--- start Information shown ---
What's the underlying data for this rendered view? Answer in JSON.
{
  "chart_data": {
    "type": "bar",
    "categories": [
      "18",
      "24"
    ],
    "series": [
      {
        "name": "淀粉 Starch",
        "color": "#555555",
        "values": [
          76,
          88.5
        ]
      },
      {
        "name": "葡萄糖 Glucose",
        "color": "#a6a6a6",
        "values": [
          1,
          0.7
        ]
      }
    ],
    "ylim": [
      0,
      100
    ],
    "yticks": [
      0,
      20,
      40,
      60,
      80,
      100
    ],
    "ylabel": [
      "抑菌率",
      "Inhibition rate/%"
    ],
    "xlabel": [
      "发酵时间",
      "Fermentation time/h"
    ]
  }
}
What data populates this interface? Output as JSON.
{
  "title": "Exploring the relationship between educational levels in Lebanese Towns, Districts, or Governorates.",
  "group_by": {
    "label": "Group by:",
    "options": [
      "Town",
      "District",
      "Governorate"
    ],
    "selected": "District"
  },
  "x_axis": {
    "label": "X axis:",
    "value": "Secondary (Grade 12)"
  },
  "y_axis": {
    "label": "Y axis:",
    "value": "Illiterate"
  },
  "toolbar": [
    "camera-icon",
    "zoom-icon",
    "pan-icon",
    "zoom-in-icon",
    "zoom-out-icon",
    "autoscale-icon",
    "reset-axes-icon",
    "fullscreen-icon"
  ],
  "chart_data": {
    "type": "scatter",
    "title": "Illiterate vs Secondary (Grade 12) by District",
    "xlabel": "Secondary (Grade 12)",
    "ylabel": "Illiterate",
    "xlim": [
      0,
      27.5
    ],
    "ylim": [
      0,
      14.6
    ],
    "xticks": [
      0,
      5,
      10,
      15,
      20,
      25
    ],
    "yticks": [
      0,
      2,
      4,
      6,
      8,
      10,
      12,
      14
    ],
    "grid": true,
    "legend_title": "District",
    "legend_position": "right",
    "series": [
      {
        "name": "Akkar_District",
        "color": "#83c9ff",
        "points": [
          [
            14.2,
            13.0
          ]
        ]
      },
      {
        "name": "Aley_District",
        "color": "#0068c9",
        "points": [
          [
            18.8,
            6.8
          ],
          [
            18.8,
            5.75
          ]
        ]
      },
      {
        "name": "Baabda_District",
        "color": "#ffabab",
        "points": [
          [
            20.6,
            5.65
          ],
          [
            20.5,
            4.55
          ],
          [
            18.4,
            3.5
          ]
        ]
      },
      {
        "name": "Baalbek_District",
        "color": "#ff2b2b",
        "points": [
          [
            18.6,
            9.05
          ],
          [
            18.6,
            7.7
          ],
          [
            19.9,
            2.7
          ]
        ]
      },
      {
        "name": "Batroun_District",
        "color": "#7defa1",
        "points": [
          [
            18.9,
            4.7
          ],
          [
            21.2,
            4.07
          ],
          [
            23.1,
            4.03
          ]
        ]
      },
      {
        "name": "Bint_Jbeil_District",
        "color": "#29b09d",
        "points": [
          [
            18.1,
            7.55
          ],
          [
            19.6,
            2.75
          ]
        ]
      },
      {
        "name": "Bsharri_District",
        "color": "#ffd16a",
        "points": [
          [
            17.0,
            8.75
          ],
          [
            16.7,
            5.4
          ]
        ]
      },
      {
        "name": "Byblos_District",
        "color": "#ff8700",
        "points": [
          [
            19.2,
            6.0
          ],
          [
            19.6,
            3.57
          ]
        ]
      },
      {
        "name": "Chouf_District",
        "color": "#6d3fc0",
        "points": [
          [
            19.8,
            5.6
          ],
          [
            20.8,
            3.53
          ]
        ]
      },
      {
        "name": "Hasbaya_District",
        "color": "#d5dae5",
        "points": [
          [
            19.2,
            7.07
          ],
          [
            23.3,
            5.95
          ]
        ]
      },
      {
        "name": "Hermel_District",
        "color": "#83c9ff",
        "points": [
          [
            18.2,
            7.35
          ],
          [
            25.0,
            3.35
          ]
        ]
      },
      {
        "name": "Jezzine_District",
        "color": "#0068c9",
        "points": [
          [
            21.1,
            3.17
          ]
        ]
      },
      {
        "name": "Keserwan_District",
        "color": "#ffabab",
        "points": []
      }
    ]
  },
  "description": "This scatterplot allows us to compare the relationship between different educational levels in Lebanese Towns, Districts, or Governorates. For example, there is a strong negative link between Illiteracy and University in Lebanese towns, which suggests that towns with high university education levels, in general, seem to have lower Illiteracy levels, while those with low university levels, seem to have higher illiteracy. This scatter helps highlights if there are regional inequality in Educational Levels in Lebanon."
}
--- end Information shown ---
### [What you need to do]
Above are the records; copy all of them exactly.

### [Output below]
What's the underlying data for this rendered view? Answer in JSON.
{
  "chart_data": {
    "type": "bar",
    "categories": [
      "18",
      "24"
    ],
    "series": [
      {
        "name": "淀粉 Starch",
        "color": "#555555",
        "values": [
          76,
          88.5
        ]
      },
      {
        "name": "葡萄糖 Glucose",
        "color": "#a6a6a6",
        "values": [
          1,
          0.7
        ]
      }
    ],
    "ylim": [
      0,
      100
    ],
    "yticks": [
      0,
      20,
      40,
      60,
      80,
      100
    ],
    "ylabel": [
      "抑菌率",
      "Inhibition rate/%"
    ],
    "xlabel": [
      "发酵时间",
      "Fermentation time/h"
    ]
  }
}
What data populates this interface? Output as JSON.
{
  "title": "Exploring the relationship between educational levels in Lebanese Towns, Districts, or Governorates.",
  "group_by": {
    "label": "Group by:",
    "options": [
      "Town",
      "District",
      "Governorate"
    ],
    "selected": "District"
  },
  "x_axis": {
    "label": "X axis:",
    "value": "Secondary (Grade 12)"
  },
  "y_axis": {
    "label": "Y axis:",
    "value": "Illiterate"
  },
  "toolbar": [
    "camera-icon",
    "zoom-icon",
    "pan-icon",
    "zoom-in-icon",
    "zoom-out-icon",
    "autoscale-icon",
    "reset-axes-icon",
    "fullscreen-icon"
  ],
  "chart_data": {
    "type": "scatter",
    "title": "Illiterate vs Secondary (Grade 12) by District",
    "xlabel": "Secondary (Grade 12)",
    "ylabel": "Illiterate",
    "xlim": [
      0,
      27.5
    ],
    "ylim": [
      0,
      14.6
    ],
    "xticks": [
      0,
      5,
      10,
      15,
      20,
      25
    ],
    "yticks": [
      0,
      2,
      4,
      6,
      8,
      10,
      12,
      14
    ],
    "grid": true,
    "legend_title": "District",
    "legend_position": "right",
    "series": [
      {
        "name": "Akkar_District",
        "color": "#83c9ff",
        "points": [
          [
            14.2,
            13.0
          ]
        ]
      },
      {
        "name": "Aley_District",
        "color": "#0068c9",
        "points": [
          [
            18.8,
            6.8
          ],
          [
            18.8,
            5.75
          ]
        ]
      },
      {
        "name": "Baabda_District",
        "color": "#ffabab",
        "points": [
          [
            20.6,
            5.65
          ],
          [
            20.5,
            4.55
          ],
          [
            18.4,
            3.5
          ]
        ]
      },
      {
        "name": "Baalbek_District",
        "color": "#ff2b2b",
        "points": [
          [
            18.6,
            9.05
          ],
          [
            18.6,
            7.7
          ],
          [
            19.9,
            2.7
          ]
        ]
      },
      {
        "name": "Batroun_District",
        "color": "#7defa1",
        "points": [
          [
            18.9,
            4.7
          ],
          [
            21.2,
            4.07
          ],
          [
            23.1,
            4.03
          ]
        ]
      },
      {
        "name": "Bint_Jbeil_District",
        "color": "#29b09d",
        "points": [
          [
            18.1,
            7.55
          ],
          [
            19.6,
            2.75
          ]
        ]
      },
      {
        "name": "Bsharri_District",
        "color": "#ffd16a",
        "points": [
          [
            17.0,
            8.75
          ],
          [
            16.7,
            5.4
          ]
        ]
      },
      {
        "name": "Byblos_District",
        "color": "#ff8700",
        "points": [
          [
            19.2,
            6.0
          ],
          [
            19.6,
            3.57
          ]
        ]
      },
      {
        "name": "Chouf_District",
        "color": "#6d3fc0",
        "points": [
          [
            19.8,
            5.6
          ],
          [
            20.8,
            3.53
          ]
        ]
      },
      {
        "name": "Hasbaya_District",
        "color": "#d5dae5",
        "points": [
          [
            19.2,
            7.07
          ],
          [
            23.3,
            5.95
          ]
        ]
      },
      {
        "name": "Hermel_District",
        "color": "#83c9ff",
        "points": [
          [
            18.2,
            7.35
          ],
          [
            25.0,
            3.35
          ]
        ]
      },
      {
        "name": "Jezzine_District",
        "color": "#0068c9",
        "points": [
          [
            21.1,
            3.17
          ]
        ]
      },
      {
        "name": "Keserwan_District",
        "color": "#ffabab",
        "points": []
      }
    ]
  },
  "description": "This scatterplot allows us to compare the relationship between different educational levels in Lebanese Towns, Districts, or Governorates. For example, there is a strong negative link between Illiteracy and University in Lebanese towns, which suggests that towns with high university education levels, in general, seem to have lower Illiteracy levels, while those with low university levels, seem to have higher illiteracy. This scatter helps highlights if there are regional inequality in Educational Levels in Lebanon."
}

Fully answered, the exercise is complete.